Objective – Search the records that follow and extract every line containing the string "JSON".

-=-=-

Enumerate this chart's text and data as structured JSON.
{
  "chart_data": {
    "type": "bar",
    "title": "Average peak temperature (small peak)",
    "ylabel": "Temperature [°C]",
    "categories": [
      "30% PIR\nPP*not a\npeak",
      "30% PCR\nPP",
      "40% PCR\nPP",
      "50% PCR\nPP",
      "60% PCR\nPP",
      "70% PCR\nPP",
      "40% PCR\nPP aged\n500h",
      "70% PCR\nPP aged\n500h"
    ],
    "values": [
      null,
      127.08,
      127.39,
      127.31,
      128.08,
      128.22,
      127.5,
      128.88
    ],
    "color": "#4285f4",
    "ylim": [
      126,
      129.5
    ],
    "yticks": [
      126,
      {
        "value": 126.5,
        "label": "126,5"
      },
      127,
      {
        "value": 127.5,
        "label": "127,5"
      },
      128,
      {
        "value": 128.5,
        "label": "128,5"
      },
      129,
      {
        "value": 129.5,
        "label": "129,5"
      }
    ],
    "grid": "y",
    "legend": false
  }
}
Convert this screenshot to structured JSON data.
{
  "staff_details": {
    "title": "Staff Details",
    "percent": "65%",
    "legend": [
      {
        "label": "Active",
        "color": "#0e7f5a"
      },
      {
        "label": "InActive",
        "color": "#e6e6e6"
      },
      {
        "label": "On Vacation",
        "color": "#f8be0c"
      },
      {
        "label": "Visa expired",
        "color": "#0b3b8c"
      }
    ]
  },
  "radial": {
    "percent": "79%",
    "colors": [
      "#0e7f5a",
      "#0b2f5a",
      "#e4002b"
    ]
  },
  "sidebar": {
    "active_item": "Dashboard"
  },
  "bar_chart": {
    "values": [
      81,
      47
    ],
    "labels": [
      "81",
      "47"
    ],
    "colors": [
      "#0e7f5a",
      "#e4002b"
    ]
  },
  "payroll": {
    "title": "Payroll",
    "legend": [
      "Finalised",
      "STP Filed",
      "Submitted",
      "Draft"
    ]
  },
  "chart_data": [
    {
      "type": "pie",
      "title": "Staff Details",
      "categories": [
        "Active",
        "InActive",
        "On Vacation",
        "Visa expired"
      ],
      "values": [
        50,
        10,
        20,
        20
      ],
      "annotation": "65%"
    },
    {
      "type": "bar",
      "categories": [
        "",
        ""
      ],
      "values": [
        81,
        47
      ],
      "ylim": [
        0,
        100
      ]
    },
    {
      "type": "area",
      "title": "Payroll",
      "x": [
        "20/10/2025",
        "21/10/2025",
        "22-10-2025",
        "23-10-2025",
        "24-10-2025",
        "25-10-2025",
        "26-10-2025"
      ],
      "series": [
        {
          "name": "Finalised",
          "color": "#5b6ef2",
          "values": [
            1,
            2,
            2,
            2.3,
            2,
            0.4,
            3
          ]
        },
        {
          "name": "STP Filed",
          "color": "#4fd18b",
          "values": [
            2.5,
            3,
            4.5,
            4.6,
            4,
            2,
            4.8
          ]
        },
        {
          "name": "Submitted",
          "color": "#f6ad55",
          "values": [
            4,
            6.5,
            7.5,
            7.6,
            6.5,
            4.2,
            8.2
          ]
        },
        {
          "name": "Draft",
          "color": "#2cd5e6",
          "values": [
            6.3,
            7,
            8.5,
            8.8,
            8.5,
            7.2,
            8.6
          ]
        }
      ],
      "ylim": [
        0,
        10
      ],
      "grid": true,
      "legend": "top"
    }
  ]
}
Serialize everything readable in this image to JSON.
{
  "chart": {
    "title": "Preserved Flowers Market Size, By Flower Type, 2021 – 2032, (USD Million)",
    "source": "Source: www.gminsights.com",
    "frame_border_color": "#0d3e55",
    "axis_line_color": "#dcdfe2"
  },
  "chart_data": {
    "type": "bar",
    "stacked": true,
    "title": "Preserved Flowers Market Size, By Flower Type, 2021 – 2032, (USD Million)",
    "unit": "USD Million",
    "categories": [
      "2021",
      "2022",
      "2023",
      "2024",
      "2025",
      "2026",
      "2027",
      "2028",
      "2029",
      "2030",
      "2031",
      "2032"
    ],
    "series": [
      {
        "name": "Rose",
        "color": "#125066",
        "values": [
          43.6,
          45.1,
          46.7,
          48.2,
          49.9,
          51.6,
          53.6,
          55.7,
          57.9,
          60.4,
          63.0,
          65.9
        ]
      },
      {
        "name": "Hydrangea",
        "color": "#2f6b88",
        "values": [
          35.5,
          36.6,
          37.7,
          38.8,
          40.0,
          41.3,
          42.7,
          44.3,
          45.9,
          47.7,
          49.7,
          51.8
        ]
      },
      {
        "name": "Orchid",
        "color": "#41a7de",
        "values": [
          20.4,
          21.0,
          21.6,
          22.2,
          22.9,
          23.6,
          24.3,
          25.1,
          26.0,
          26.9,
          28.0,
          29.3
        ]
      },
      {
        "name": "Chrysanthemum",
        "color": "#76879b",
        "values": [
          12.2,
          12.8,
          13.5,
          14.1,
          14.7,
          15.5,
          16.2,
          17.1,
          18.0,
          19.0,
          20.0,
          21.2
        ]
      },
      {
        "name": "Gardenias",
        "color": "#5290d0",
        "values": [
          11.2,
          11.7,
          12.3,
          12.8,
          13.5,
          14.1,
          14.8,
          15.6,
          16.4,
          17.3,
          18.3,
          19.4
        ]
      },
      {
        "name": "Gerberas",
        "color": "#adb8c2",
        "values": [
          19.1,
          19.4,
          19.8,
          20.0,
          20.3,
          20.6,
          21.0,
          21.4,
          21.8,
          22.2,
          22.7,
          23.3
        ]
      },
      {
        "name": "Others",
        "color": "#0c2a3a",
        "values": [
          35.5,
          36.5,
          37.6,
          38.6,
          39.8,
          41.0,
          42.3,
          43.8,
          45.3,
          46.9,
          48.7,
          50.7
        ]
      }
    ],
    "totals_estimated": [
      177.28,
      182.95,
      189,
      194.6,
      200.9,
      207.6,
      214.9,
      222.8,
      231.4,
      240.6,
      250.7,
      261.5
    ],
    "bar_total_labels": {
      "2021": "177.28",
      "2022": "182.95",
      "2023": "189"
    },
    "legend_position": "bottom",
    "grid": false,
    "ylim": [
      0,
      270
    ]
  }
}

-=-=-

Completed task –
Enumerate this chart's text and data as structured JSON.
Convert this screenshot to structured JSON data.
Serialize everything readable in this image to JSON.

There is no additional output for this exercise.